Data supplied:

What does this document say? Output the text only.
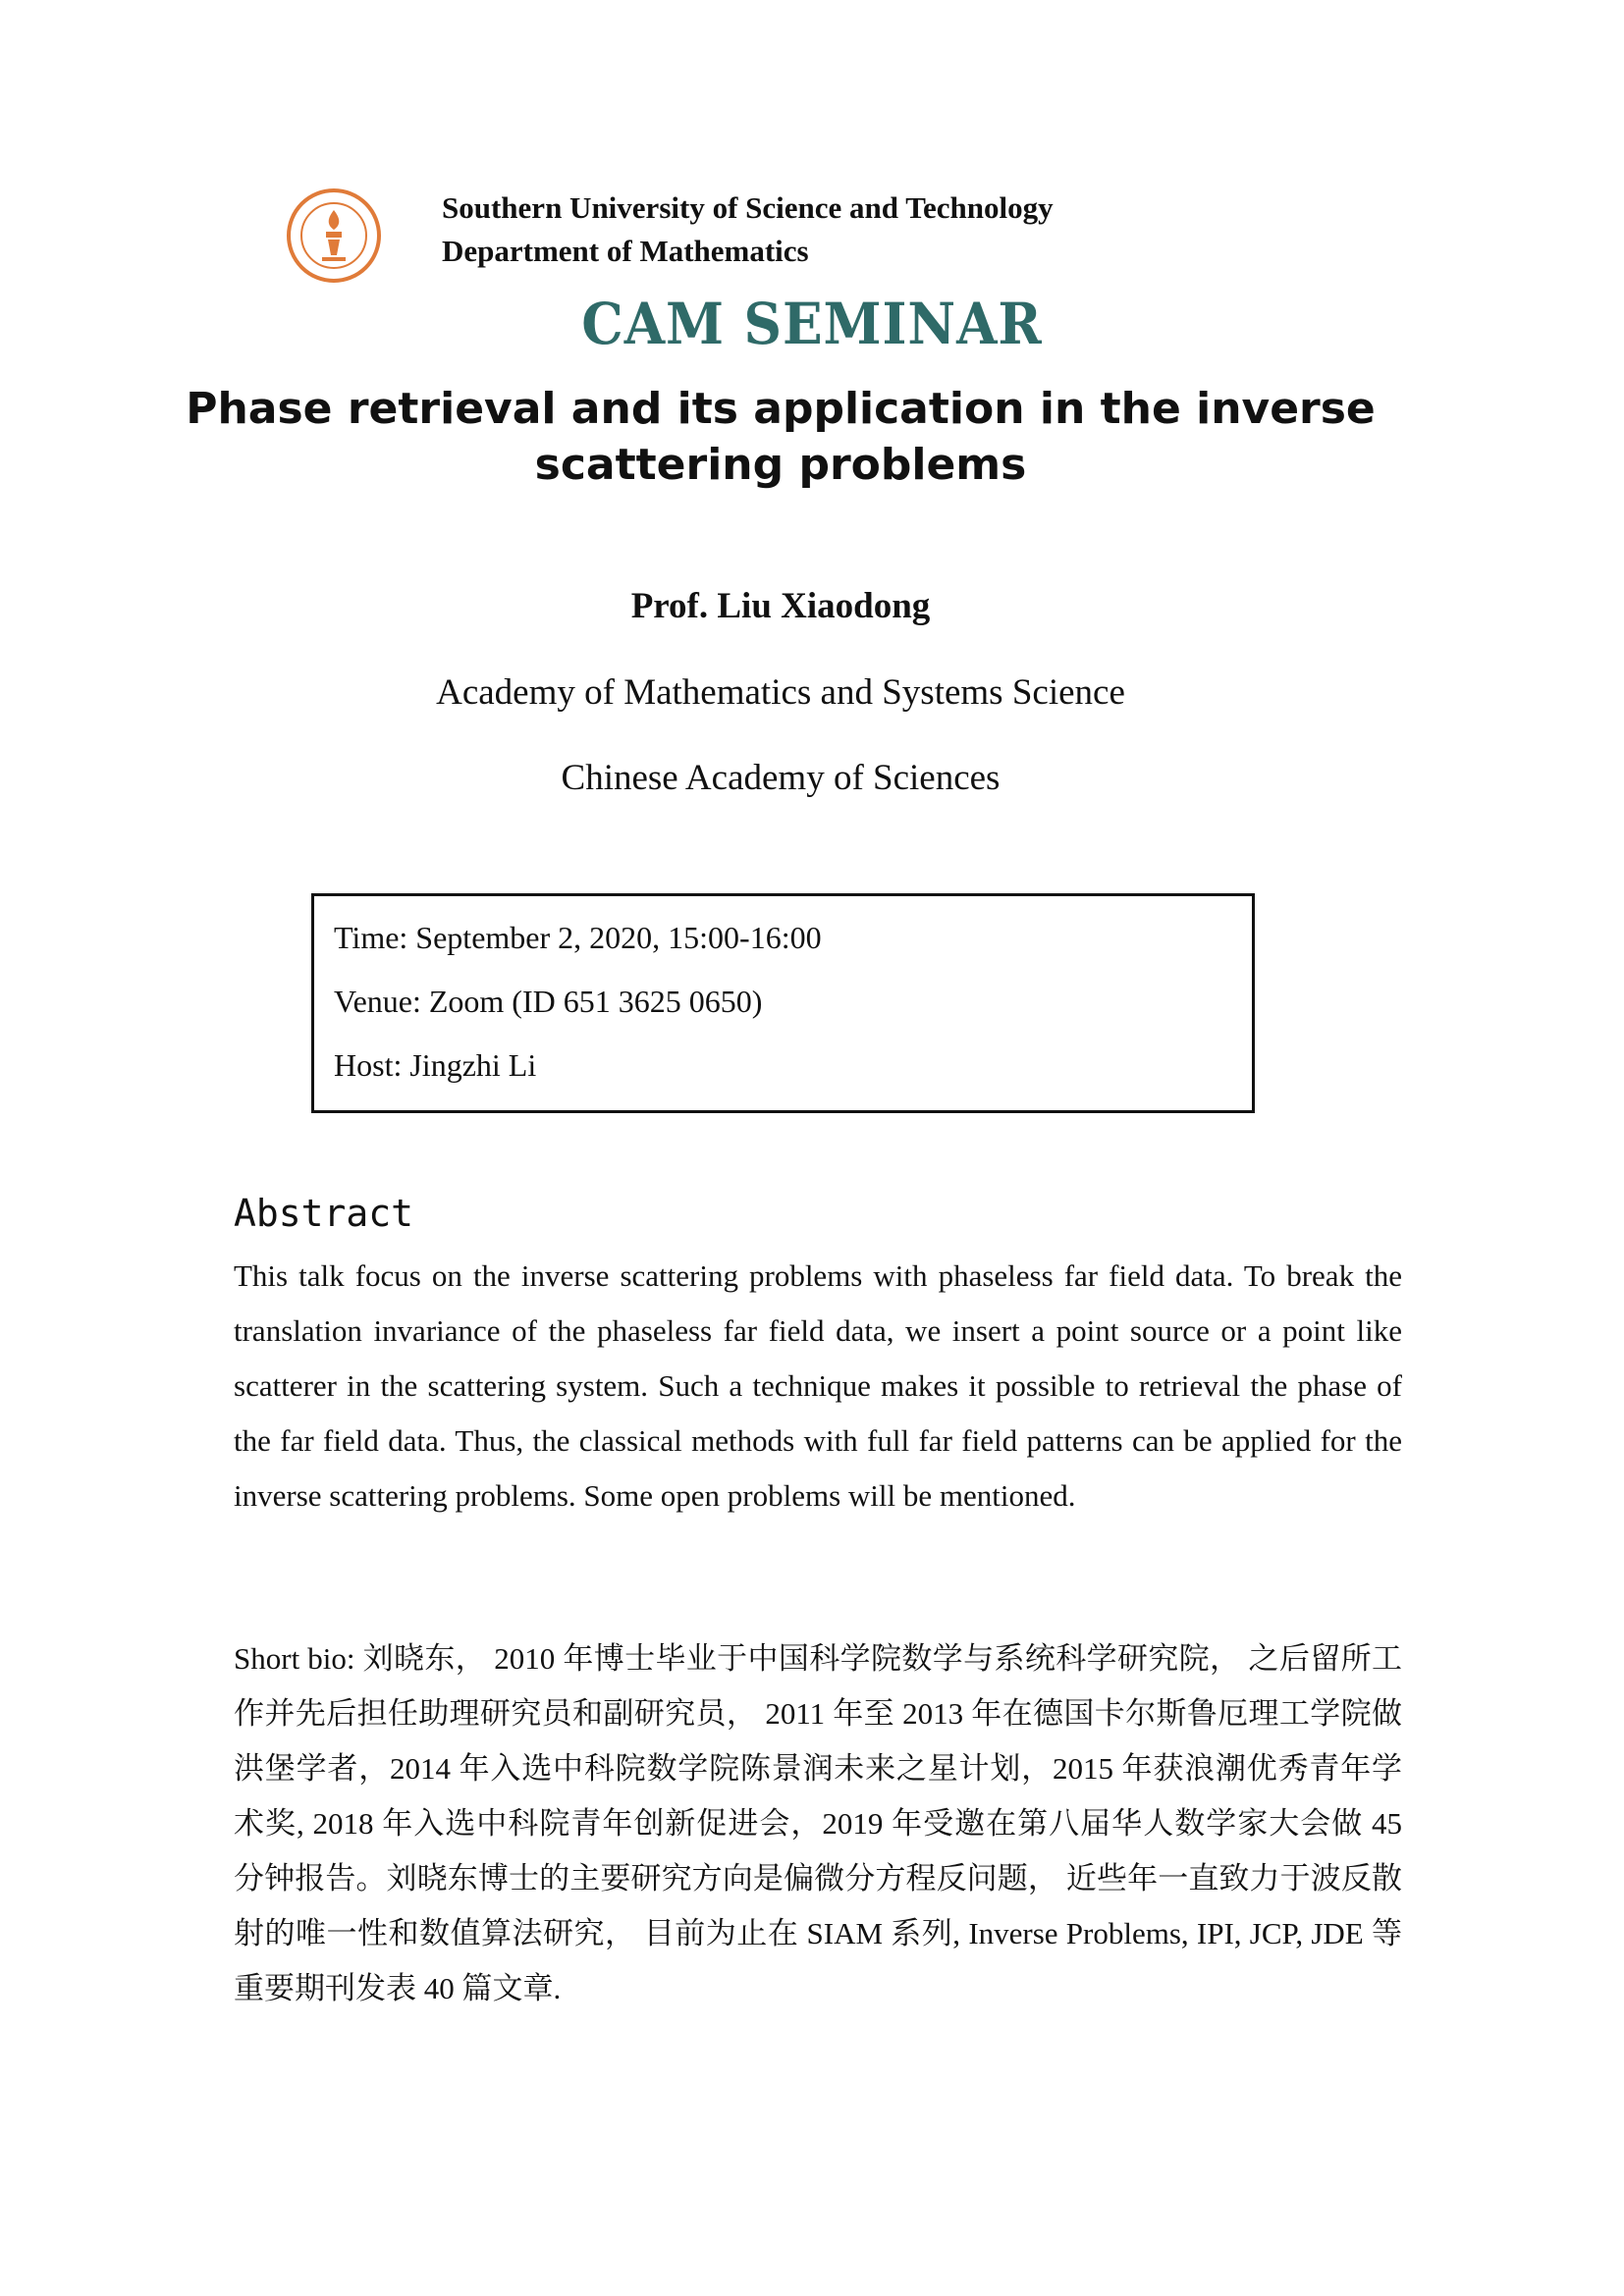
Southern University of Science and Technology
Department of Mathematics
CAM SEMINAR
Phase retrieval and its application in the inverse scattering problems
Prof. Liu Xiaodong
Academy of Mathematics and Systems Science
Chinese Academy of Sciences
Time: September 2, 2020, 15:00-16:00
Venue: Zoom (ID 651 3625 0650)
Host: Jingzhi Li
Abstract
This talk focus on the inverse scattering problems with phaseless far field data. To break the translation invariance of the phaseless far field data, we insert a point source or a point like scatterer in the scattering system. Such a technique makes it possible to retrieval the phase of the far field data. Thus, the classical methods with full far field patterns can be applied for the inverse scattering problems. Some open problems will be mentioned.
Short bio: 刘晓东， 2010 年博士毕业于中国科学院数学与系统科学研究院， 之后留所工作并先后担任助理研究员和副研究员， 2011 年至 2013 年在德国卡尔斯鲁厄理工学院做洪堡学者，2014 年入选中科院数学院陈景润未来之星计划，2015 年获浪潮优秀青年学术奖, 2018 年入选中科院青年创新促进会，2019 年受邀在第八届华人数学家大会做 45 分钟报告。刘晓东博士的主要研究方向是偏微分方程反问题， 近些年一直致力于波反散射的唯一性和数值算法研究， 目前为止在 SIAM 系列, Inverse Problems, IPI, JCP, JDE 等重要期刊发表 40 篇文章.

Objective: Using the data above, write out every line exactly, leaving the images behind.

Response to the task:
What does this document say? Output the text only.
Southern University of Science and Technology
Department of Mathematics
CAM SEMINAR
Phase retrieval and its application in the inverse scattering problems
Prof. Liu Xiaodong
Academy of Mathematics and Systems Science
Chinese Academy of Sciences
Time: September 2, 2020, 15:00-16:00
Venue: Zoom (ID 651 3625 0650)
Host: Jingzhi Li
Abstract
This talk focus on the inverse scattering problems with phaseless far field data. To break the translation invariance of the phaseless far field data, we insert a point source or a point like scatterer in the scattering system. Such a technique makes it possible to retrieval the phase of the far field data. Thus, the classical methods with full far field patterns can be applied for the inverse scattering problems. Some open problems will be mentioned.
Short bio: 刘晓东， 2010 年博士毕业于中国科学院数学与系统科学研究院， 之后留所工作并先后担任助理研究员和副研究员， 2011 年至 2013 年在德国卡尔斯鲁厄理工学院做洪堡学者，2014 年入选中科院数学院陈景润未来之星计划，2015 年获浪潮优秀青年学术奖, 2018 年入选中科院青年创新促进会，2019 年受邀在第八届华人数学家大会做 45 分钟报告。刘晓东博士的主要研究方向是偏微分方程反问题， 近些年一直致力于波反散射的唯一性和数值算法研究， 目前为止在 SIAM 系列, Inverse Problems, IPI, JCP, JDE 等重要期刊发表 40 篇文章.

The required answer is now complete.